> **TEXT SECTION**:
>> START

The Whig-Tory struggle in the Carolinas was brutal, with neighbors fighting neighbors and sometimes families being torn apart. Bands from both sides roamed the countryside, either supporting the Continentals and Regulars or acting as independent bands. Spies and traitors lurked everywhere. British gold easily bought information. Exactly how they found out that Martha held a store of the powder is unknown. What is known is they approached her farm to demand she turn it over or face reprisal.

But spies worked both ways, and someone raced to the Bratton farm to warn Martha of the approaching column. She knew she did not have time to move it—it filled a nearby shed. What to do?


Gunpowder was a valuable commodity


Martha ordered one of her slaves, named Watt, to bring her a flaming piece of wood from the kitchen stove. Before the British could arrive, Martha tossed the flaming faggot into the shed, and in seconds it blue sky high with a thunderous boom that sent chunks of burning logs into the air and thumping into the fields around them.



Gunpowder explosion

The explosion warned the British, who arrived to see the last charred timbers of the shed collapse into a smoking pile. She defiantly told them, "Let the consequence be what it will. I glory in having prevented the mischief contemplated by the cruel enemies of my country."

Martha had foiled them, but she was now marked as a rebel, and they would keep an eye on her and the Bratton farm.

By the summer of 1780, the war was setting York County ablaze. Columns of British Regulars, patrols of mounted dragoons, and bands of Tories and Loyalist Provincials scoured the land. This was the epic struggle between American partisans like Sumter and Marion and the likes of Banastre Tarleton and Patrick Ferguson. But the most hated enemy was the Loyalist officer of the British Legion, the German-born Captain Christian Huck. In a struggle that featured brutality on both sides, Huck stood tall. He rampaged across the state, destroying rebel property, burning homes, and killing his enemies.

>> END

> **DATASET**:
>> START

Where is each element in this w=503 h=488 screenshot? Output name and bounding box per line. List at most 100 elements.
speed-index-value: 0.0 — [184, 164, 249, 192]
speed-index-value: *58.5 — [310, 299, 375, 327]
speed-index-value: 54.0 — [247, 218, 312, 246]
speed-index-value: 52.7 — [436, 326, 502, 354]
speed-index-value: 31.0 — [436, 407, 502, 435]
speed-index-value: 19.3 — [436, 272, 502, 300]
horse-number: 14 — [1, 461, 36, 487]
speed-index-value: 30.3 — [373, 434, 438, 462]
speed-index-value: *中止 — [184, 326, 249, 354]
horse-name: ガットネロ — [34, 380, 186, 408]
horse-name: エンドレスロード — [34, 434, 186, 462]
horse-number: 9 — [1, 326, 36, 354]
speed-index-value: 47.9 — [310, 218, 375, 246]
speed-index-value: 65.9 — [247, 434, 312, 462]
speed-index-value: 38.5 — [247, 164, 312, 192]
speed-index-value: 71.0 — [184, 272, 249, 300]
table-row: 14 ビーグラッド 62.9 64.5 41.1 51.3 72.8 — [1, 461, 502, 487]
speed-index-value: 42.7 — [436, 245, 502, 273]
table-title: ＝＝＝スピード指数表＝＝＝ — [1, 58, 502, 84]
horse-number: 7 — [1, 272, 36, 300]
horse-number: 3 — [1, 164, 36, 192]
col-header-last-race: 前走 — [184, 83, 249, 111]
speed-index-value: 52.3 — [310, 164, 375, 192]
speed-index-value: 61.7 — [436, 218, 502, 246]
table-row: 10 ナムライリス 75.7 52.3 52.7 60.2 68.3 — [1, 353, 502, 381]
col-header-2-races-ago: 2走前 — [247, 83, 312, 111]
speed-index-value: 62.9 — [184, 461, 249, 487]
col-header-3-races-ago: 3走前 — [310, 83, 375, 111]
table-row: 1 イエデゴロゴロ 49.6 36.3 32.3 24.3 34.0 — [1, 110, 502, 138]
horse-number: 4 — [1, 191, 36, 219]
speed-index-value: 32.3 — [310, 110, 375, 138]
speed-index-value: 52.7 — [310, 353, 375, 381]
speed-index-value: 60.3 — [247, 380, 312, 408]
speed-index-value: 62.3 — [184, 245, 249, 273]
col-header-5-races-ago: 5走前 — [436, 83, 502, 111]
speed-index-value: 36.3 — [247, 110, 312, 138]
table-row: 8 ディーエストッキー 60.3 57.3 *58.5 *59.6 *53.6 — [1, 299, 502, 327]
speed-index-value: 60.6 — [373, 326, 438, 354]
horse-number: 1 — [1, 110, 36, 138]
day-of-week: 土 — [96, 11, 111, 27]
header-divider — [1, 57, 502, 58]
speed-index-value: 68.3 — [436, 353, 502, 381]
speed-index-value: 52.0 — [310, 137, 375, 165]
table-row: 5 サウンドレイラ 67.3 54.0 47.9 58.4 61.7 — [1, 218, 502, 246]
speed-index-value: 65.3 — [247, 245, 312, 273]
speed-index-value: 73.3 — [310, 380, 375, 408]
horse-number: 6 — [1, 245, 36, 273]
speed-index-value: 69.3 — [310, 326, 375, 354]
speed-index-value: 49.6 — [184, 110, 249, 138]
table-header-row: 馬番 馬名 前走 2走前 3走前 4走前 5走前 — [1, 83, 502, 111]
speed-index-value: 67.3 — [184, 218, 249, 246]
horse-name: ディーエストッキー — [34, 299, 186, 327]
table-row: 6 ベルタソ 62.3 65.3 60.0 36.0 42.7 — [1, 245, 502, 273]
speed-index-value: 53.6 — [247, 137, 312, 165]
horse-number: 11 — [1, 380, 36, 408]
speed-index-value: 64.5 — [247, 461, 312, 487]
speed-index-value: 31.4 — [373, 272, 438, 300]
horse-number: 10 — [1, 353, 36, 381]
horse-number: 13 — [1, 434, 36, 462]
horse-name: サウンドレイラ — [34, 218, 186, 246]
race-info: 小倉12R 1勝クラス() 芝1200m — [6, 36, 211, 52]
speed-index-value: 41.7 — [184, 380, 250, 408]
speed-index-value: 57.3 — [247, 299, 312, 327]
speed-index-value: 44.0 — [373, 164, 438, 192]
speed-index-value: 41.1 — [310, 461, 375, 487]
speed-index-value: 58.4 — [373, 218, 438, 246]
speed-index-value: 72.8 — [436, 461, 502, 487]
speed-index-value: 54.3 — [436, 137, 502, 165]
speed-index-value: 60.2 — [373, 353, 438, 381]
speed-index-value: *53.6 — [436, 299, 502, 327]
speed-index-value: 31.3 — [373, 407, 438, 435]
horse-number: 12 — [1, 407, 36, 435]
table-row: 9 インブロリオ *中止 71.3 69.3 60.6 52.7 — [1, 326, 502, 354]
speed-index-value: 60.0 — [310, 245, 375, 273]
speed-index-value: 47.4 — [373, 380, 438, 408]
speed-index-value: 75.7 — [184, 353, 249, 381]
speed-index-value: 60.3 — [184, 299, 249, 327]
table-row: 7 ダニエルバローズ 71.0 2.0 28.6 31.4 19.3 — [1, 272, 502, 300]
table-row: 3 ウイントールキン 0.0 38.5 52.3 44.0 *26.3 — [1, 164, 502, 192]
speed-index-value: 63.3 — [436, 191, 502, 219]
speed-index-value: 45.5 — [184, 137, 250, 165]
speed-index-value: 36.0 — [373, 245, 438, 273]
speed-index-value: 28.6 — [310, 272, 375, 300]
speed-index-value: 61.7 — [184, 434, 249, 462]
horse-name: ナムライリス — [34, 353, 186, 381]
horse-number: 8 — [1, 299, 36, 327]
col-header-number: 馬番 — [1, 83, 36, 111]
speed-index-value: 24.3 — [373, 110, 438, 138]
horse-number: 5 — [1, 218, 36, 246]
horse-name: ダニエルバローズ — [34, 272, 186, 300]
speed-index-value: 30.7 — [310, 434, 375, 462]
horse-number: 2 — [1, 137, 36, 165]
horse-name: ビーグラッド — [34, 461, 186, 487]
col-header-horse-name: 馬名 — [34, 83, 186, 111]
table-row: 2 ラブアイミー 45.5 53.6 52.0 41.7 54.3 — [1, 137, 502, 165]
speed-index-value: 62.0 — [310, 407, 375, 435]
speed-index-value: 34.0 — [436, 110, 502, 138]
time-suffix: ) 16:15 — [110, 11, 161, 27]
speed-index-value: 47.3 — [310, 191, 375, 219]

>> END

> **REQUIRED WORK**:
(1) In the passage on Martha Bratton, whom did Martha send to bring a flaming piece of wood from the kitchen stove?
(2) Please reproduce the passage on Martha Bratton starting at "Gunpowder was a" and ending at "the Bratton farm.".

> **ANSWERS PROVIDED**:
(1) One of her slaves, named Watt.

(2)
Gunpowder was a valuable commodity


Martha ordered one of her slaves, named Watt, to bring her a flaming piece of wood from the kitchen stove. Before the British could arrive, Martha tossed the flaming faggot into the shed, and in seconds it blue sky high with a thunderous boom that sent chunks of burning logs into the air and thumping into the fields around them.



Gunpowder explosion

The explosion warned the British, who arrived to see the last charred timbers of the shed collapse into a smoking pile. She defiantly told them, "Let the consequence be what it will. I glory in having prevented the mischief contemplated by the cruel enemies of my country."

Martha had foiled them, but she was now marked as a rebel, and they would keep an eye on her and the Bratton farm.